───── RECORDS TO USE ─────

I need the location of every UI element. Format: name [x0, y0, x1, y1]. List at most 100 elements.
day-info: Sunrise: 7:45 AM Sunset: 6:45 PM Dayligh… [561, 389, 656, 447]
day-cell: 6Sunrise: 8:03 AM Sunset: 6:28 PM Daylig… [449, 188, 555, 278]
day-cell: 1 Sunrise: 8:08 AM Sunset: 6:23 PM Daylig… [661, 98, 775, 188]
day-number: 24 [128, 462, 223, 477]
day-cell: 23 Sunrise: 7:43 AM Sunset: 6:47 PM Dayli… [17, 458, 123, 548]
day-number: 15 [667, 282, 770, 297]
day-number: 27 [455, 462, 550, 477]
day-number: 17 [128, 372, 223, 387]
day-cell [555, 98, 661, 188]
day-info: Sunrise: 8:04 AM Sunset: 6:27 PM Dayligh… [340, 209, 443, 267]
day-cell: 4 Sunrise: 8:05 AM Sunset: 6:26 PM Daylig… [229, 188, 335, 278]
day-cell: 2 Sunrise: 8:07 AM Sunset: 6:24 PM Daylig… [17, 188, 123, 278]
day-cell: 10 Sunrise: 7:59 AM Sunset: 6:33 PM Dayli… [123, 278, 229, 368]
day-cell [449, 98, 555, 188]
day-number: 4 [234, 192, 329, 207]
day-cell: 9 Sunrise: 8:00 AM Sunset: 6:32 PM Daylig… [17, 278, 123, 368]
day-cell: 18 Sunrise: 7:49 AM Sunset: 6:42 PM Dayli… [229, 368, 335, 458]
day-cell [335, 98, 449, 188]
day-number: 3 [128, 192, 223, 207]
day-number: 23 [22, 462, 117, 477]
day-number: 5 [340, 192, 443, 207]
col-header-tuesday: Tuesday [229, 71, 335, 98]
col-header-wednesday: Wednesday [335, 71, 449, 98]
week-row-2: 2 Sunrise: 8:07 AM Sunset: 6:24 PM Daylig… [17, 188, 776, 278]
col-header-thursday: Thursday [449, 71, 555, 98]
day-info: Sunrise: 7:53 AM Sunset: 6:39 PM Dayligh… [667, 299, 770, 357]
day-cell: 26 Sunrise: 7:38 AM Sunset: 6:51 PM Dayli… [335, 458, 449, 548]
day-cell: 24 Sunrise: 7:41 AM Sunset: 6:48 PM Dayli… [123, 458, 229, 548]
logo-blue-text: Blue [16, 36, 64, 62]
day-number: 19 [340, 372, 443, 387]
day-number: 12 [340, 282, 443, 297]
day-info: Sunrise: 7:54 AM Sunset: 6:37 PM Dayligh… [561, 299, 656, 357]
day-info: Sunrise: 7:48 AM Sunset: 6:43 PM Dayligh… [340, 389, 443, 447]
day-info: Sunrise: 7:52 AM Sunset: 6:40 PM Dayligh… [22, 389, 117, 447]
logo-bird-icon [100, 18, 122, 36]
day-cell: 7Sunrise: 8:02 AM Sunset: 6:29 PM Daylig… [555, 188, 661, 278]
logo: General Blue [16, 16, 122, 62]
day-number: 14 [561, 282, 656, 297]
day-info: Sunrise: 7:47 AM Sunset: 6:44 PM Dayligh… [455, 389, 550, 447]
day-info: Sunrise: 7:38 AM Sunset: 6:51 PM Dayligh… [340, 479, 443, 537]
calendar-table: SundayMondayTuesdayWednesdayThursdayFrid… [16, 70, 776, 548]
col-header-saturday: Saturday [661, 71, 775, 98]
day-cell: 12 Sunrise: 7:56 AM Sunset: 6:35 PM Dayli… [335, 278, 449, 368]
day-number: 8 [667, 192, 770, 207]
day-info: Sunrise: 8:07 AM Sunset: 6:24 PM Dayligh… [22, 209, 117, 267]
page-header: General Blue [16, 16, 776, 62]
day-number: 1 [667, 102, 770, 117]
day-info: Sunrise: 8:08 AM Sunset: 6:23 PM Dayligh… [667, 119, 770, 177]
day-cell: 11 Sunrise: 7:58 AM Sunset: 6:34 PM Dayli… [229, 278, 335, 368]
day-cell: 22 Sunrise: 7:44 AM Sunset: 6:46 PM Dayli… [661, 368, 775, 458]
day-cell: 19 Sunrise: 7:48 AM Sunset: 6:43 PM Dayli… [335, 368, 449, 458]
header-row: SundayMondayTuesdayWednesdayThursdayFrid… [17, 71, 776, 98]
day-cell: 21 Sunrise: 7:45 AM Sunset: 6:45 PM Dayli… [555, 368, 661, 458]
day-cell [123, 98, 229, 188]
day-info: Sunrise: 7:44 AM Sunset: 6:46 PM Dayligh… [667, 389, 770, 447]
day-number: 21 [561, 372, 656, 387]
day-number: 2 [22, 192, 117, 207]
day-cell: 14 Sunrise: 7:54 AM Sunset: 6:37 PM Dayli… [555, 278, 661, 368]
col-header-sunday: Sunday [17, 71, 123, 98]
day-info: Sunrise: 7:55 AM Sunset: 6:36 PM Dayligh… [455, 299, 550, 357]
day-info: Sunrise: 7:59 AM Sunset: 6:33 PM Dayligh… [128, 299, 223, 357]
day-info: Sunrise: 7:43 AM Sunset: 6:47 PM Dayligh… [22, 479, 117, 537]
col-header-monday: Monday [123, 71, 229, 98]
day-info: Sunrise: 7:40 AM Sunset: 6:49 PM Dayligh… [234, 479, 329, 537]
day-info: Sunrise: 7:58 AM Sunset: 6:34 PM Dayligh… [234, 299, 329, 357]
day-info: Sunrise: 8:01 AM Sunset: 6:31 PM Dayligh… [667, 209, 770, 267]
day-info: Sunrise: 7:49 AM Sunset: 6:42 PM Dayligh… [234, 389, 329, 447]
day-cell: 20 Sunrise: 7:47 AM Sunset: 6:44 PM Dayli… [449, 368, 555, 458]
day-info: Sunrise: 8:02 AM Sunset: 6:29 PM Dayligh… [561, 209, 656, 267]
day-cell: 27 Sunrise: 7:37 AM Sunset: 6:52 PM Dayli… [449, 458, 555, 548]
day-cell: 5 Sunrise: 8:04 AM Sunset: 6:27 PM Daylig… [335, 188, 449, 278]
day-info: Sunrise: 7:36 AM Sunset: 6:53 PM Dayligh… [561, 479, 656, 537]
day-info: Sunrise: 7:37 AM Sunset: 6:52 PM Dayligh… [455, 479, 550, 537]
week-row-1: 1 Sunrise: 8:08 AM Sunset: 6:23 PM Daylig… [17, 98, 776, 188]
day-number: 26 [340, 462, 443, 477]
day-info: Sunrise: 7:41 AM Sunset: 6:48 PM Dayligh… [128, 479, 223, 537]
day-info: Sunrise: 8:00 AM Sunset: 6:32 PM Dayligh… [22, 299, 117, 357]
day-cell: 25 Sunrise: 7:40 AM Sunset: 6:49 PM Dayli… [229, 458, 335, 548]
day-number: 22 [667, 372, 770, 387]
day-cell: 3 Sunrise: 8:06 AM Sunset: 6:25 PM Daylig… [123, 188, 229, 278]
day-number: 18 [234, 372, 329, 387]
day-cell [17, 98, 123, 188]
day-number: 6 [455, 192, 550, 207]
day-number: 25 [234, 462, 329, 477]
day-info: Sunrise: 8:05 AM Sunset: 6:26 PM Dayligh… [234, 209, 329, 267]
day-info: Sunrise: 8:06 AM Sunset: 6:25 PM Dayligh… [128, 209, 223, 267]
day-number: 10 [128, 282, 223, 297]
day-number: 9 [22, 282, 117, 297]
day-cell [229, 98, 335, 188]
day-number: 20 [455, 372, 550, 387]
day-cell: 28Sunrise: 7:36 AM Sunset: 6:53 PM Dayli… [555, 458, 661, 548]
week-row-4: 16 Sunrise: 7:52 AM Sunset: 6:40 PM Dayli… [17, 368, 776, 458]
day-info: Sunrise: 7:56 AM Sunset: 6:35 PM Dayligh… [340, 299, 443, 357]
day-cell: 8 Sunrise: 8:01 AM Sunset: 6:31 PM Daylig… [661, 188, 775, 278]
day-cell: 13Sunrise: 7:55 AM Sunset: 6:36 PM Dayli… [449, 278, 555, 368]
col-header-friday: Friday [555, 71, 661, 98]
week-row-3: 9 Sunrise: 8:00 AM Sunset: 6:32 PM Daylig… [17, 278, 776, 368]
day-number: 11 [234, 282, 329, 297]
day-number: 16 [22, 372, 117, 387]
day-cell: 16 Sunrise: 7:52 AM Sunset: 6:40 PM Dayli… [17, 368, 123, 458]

─────

• [TASK TO COMPLETE] Give the records from their first line through the line containing "day-number: 24 [128, 462, 223, 477]", both included, as a JSON list of strings with one string per line and any blank lines omitted.

• [RESULT OF THIS EXERCISE]
[
  "I need the location of every UI element. Format: name [x0, y0, x1, y1]. List at most 100 elements.",
  "day-info: Sunrise: 7:45 AM Sunset: 6:45 PM Dayligh… [561, 389, 656, 447]",
  "day-cell: 6Sunrise: 8:03 AM Sunset: 6:28 PM Daylig… [449, 188, 555, 278]",
  "day-cell: 1 Sunrise: 8:08 AM Sunset: 6:23 PM Daylig… [661, 98, 775, 188]",
  "day-number: 24 [128, 462, 223, 477]"
]